[Collected data]
■ ■ ■

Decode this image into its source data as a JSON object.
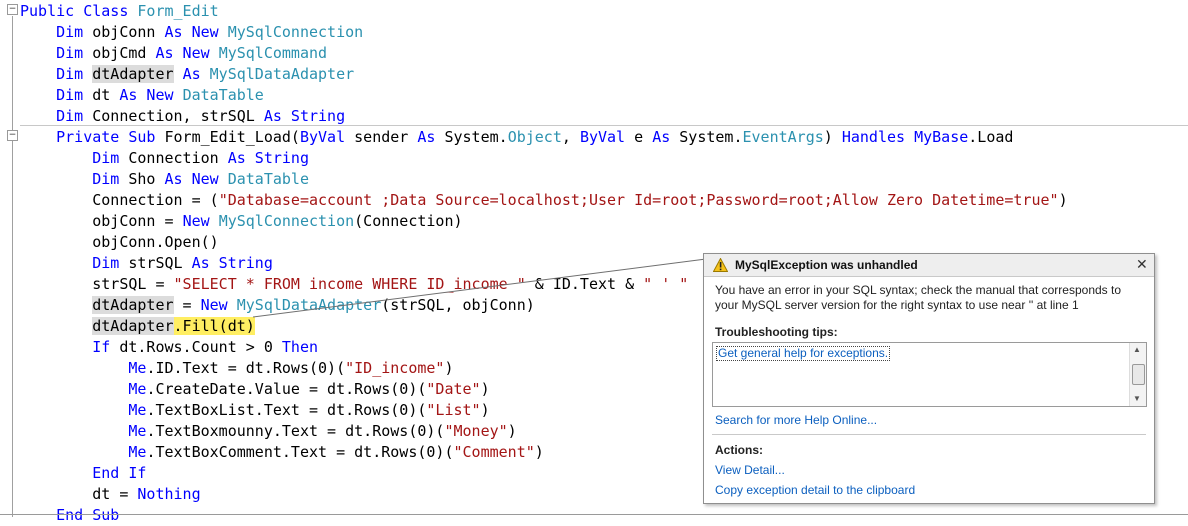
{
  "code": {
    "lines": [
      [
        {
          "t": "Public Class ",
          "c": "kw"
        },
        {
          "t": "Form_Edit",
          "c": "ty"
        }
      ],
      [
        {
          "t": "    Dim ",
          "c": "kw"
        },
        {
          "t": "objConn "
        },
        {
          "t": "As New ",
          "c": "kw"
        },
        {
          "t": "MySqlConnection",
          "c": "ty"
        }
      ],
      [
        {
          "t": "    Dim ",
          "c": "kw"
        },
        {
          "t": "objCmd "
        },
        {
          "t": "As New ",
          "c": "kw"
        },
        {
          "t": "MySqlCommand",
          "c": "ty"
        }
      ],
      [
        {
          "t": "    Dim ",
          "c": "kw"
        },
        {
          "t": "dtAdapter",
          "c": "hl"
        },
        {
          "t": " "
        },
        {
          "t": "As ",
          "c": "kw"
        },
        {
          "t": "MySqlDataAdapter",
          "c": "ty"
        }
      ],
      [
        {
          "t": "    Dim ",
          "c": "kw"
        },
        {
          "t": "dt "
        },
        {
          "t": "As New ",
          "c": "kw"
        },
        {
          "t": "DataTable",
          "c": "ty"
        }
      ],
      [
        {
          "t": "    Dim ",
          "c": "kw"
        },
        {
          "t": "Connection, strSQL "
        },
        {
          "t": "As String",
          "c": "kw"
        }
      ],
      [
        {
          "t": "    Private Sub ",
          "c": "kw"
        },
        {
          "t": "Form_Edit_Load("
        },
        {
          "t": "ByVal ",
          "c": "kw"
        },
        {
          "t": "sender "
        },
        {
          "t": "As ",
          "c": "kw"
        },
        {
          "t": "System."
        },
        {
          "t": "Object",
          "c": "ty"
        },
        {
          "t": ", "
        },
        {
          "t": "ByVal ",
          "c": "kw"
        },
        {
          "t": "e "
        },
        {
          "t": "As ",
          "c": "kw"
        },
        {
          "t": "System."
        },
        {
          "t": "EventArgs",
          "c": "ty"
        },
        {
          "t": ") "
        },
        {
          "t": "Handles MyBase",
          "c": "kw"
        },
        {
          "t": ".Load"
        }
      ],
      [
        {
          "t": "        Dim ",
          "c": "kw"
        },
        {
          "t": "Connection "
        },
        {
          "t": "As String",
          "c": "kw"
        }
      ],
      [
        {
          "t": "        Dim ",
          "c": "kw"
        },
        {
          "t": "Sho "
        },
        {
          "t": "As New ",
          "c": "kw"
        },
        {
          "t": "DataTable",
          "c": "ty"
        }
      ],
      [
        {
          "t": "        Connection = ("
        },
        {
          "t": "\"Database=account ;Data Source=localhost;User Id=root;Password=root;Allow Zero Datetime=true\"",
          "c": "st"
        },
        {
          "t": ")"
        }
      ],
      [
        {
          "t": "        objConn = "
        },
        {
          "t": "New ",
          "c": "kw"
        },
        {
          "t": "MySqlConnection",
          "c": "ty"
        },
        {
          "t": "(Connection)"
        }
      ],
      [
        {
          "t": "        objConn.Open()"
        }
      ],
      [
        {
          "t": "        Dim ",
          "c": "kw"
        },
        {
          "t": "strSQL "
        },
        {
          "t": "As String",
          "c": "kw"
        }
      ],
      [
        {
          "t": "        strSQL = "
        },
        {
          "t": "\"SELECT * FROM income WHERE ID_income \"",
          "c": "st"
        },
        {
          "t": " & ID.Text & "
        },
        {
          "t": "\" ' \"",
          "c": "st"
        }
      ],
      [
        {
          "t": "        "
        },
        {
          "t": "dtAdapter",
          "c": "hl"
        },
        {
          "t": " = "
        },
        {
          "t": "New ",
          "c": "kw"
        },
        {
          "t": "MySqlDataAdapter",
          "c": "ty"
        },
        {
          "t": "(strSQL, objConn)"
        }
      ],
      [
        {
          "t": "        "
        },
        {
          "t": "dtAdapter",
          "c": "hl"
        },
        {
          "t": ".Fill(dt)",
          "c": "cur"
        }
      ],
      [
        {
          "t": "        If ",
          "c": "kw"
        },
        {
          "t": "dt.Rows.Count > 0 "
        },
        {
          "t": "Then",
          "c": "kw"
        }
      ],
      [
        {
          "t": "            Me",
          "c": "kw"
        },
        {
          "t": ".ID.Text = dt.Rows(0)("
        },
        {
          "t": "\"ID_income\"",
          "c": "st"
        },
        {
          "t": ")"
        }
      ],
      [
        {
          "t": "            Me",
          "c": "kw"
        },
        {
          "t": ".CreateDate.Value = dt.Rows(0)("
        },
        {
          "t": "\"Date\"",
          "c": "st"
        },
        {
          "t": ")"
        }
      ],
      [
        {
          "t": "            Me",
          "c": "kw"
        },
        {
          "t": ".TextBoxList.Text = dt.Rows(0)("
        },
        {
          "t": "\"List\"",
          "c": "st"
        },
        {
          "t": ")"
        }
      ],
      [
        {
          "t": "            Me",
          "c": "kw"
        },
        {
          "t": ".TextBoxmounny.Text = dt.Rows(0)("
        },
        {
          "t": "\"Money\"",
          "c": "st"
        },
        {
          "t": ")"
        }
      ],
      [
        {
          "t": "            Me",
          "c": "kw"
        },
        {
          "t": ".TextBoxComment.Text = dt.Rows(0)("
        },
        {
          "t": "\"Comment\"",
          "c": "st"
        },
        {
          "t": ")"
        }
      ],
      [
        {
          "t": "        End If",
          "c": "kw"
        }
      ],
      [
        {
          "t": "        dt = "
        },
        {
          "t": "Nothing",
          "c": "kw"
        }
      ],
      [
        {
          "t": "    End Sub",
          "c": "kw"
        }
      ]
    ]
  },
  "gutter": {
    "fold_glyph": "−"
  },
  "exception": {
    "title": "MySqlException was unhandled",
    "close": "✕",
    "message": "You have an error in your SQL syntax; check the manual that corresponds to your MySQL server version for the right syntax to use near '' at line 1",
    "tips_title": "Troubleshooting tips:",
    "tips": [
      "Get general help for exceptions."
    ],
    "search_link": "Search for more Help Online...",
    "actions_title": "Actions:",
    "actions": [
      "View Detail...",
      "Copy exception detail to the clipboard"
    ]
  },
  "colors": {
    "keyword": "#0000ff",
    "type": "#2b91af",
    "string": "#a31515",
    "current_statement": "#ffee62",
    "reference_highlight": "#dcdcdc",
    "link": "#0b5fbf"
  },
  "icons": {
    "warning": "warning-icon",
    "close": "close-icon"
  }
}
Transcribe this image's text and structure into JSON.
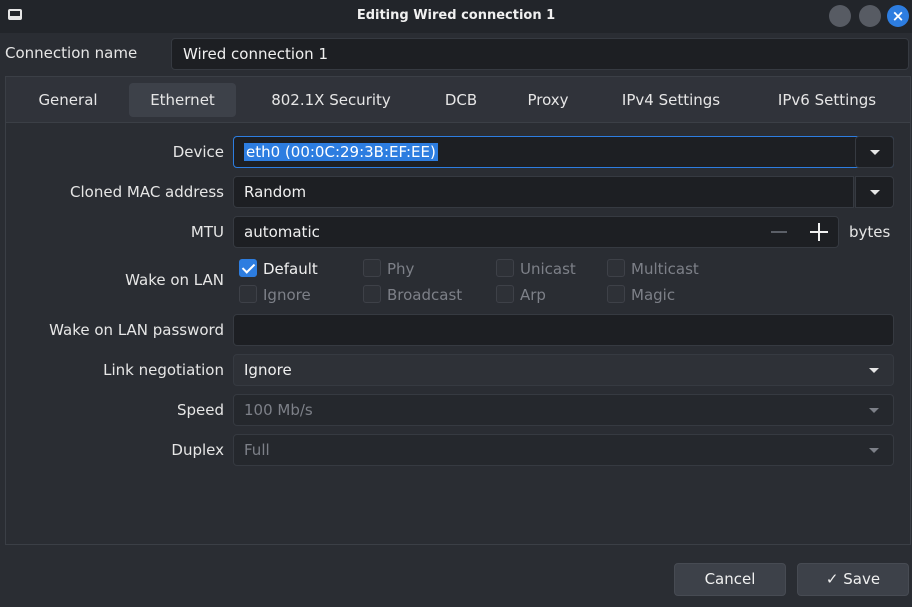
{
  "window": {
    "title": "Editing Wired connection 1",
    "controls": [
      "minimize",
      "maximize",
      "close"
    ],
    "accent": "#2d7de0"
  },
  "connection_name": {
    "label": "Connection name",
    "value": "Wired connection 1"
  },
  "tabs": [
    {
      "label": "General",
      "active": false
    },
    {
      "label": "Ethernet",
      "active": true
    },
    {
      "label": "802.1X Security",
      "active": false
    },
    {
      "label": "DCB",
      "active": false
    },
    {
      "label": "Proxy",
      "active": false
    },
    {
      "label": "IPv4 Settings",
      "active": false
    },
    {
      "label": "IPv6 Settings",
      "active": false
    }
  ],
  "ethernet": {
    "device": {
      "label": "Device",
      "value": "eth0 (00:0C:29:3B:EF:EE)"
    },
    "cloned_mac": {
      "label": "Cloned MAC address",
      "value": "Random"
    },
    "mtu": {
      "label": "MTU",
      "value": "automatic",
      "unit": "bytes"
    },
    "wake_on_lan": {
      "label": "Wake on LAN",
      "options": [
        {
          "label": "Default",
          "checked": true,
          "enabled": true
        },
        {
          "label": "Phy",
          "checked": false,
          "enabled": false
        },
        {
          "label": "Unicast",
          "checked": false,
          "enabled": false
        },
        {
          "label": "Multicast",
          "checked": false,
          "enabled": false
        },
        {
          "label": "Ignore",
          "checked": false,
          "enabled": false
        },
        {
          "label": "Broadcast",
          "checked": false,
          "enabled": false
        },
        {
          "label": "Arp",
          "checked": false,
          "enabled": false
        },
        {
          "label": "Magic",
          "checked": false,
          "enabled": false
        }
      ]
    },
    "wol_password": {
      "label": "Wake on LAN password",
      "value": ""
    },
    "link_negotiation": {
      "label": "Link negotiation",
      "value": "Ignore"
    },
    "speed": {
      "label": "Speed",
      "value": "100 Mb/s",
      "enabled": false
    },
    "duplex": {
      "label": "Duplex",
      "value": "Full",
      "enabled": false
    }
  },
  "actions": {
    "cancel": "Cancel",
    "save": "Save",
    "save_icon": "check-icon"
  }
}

■ ■ ■

## WHAT TO PRODUCE
Report all lines of the data that include the word "into".

## SOLUTION TO THE PROBLEM
Decode this image into its source data as a JSON object.
Transcribe this image's text and structure into JSON.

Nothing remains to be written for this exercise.